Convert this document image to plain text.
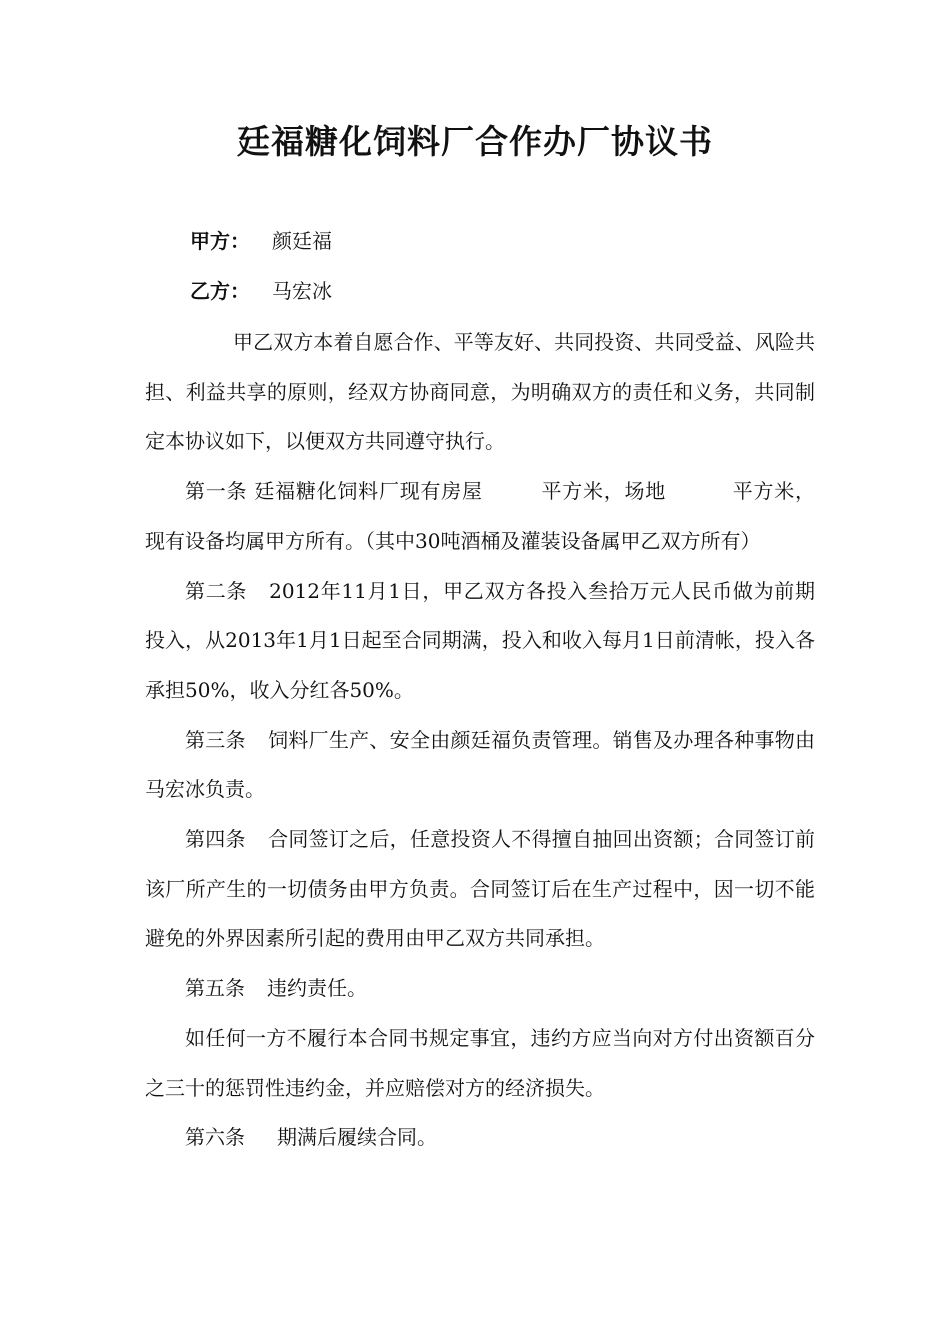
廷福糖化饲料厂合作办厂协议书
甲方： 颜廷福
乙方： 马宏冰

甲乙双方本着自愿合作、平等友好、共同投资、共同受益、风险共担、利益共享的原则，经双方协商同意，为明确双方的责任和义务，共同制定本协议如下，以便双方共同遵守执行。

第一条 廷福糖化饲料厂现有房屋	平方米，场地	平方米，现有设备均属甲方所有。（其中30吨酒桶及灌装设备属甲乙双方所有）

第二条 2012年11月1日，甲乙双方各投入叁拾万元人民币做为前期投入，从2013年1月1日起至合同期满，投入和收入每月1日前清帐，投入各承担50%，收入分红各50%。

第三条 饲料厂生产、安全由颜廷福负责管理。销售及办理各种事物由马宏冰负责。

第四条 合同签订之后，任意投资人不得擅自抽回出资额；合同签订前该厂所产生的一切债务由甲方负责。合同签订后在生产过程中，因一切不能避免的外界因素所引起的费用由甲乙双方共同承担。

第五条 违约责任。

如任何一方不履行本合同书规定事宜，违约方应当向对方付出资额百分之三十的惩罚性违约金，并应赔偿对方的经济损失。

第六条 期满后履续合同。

****************************************

** Task directions **
Copy every entry word for word, but omit the pictures.

** Reply **
Convert this document image to plain text.
廷福糖化饲料厂合作办厂协议书
甲方： 颜廷福
乙方： 马宏冰

甲乙双方本着自愿合作、平等友好、共同投资、共同受益、风险共担、利益共享的原则，经双方协商同意，为明确双方的责任和义务，共同制定本协议如下，以便双方共同遵守执行。

第一条 廷福糖化饲料厂现有房屋	平方米，场地	平方米，现有设备均属甲方所有。（其中30吨酒桶及灌装设备属甲乙双方所有）

第二条 2012年11月1日，甲乙双方各投入叁拾万元人民币做为前期投入，从2013年1月1日起至合同期满，投入和收入每月1日前清帐，投入各承担50%，收入分红各50%。

第三条 饲料厂生产、安全由颜廷福负责管理。销售及办理各种事物由马宏冰负责。

第四条 合同签订之后，任意投资人不得擅自抽回出资额；合同签订前该厂所产生的一切债务由甲方负责。合同签订后在生产过程中，因一切不能避免的外界因素所引起的费用由甲乙双方共同承担。

第五条 违约责任。

如任何一方不履行本合同书规定事宜，违约方应当向对方付出资额百分之三十的惩罚性违约金，并应赔偿对方的经济损失。

第六条 期满后履续合同。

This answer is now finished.